## What to work on:
Make an exact copy of all the entries, with the pictures left out.
'''
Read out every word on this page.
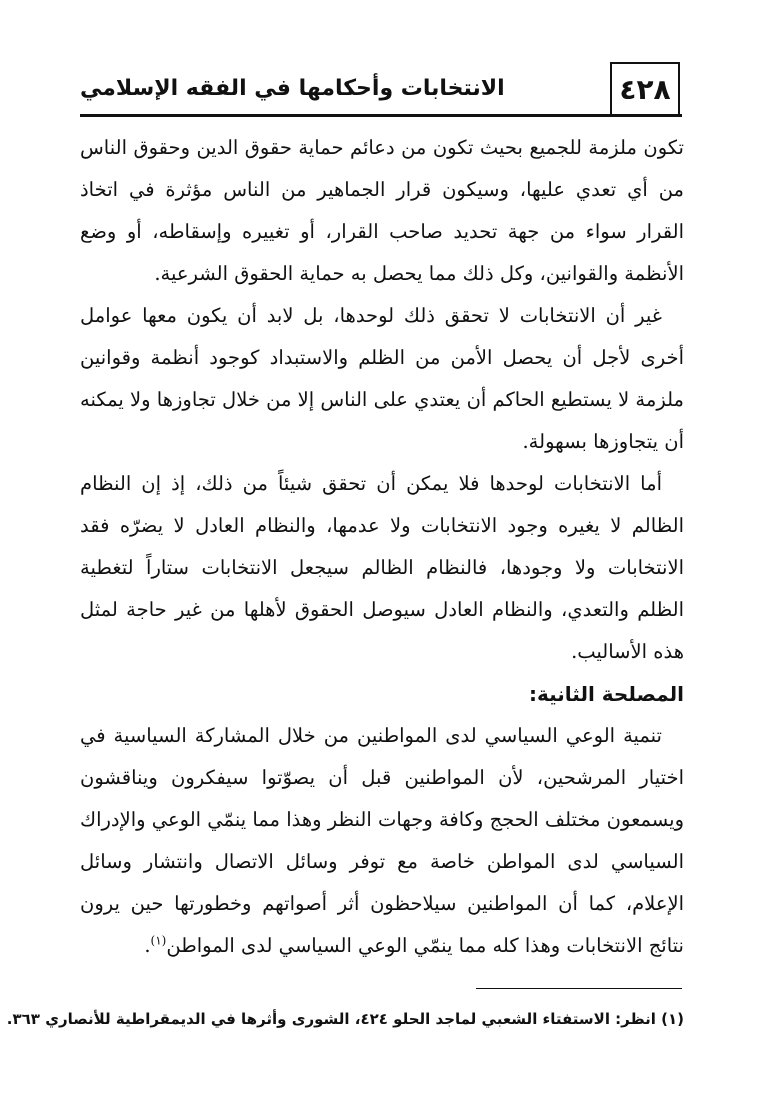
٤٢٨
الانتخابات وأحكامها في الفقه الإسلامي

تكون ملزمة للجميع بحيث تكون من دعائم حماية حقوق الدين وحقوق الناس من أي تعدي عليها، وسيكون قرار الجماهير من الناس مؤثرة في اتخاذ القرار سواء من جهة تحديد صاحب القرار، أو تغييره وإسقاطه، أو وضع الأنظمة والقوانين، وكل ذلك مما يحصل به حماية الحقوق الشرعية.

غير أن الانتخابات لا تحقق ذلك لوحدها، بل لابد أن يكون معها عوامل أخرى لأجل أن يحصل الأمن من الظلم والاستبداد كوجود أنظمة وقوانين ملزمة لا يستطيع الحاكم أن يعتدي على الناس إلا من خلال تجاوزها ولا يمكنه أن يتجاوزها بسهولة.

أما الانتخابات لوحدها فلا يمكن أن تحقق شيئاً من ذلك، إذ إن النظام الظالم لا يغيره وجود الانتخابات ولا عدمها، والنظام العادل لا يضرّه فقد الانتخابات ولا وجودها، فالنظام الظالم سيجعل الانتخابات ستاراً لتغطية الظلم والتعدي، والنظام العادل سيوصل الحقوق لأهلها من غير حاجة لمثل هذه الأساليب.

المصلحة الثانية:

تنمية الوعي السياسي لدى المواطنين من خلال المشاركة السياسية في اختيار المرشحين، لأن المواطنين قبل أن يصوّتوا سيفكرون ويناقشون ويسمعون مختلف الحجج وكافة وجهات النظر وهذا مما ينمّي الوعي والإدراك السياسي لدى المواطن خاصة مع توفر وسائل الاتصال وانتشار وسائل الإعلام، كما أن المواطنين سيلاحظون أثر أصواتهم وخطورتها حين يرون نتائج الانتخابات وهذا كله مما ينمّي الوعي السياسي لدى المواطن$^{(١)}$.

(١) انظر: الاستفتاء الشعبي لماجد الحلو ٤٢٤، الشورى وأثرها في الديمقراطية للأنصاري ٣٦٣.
'''
## Expected answer:
Read out every word on this page.
٤٢٨
الانتخابات وأحكامها في الفقه الإسلامي

تكون ملزمة للجميع بحيث تكون من دعائم حماية حقوق الدين وحقوق الناس من أي تعدي عليها، وسيكون قرار الجماهير من الناس مؤثرة في اتخاذ القرار سواء من جهة تحديد صاحب القرار، أو تغييره وإسقاطه، أو وضع الأنظمة والقوانين، وكل ذلك مما يحصل به حماية الحقوق الشرعية.

غير أن الانتخابات لا تحقق ذلك لوحدها، بل لابد أن يكون معها عوامل أخرى لأجل أن يحصل الأمن من الظلم والاستبداد كوجود أنظمة وقوانين ملزمة لا يستطيع الحاكم أن يعتدي على الناس إلا من خلال تجاوزها ولا يمكنه أن يتجاوزها بسهولة.

أما الانتخابات لوحدها فلا يمكن أن تحقق شيئاً من ذلك، إذ إن النظام الظالم لا يغيره وجود الانتخابات ولا عدمها، والنظام العادل لا يضرّه فقد الانتخابات ولا وجودها، فالنظام الظالم سيجعل الانتخابات ستاراً لتغطية الظلم والتعدي، والنظام العادل سيوصل الحقوق لأهلها من غير حاجة لمثل هذه الأساليب.

المصلحة الثانية:

تنمية الوعي السياسي لدى المواطنين من خلال المشاركة السياسية في اختيار المرشحين، لأن المواطنين قبل أن يصوّتوا سيفكرون ويناقشون ويسمعون مختلف الحجج وكافة وجهات النظر وهذا مما ينمّي الوعي والإدراك السياسي لدى المواطن خاصة مع توفر وسائل الاتصال وانتشار وسائل الإعلام، كما أن المواطنين سيلاحظون أثر أصواتهم وخطورتها حين يرون نتائج الانتخابات وهذا كله مما ينمّي الوعي السياسي لدى المواطن$^{(١)}$.

(١) انظر: الاستفتاء الشعبي لماجد الحلو ٤٢٤، الشورى وأثرها في الديمقراطية للأنصاري ٣٦٣.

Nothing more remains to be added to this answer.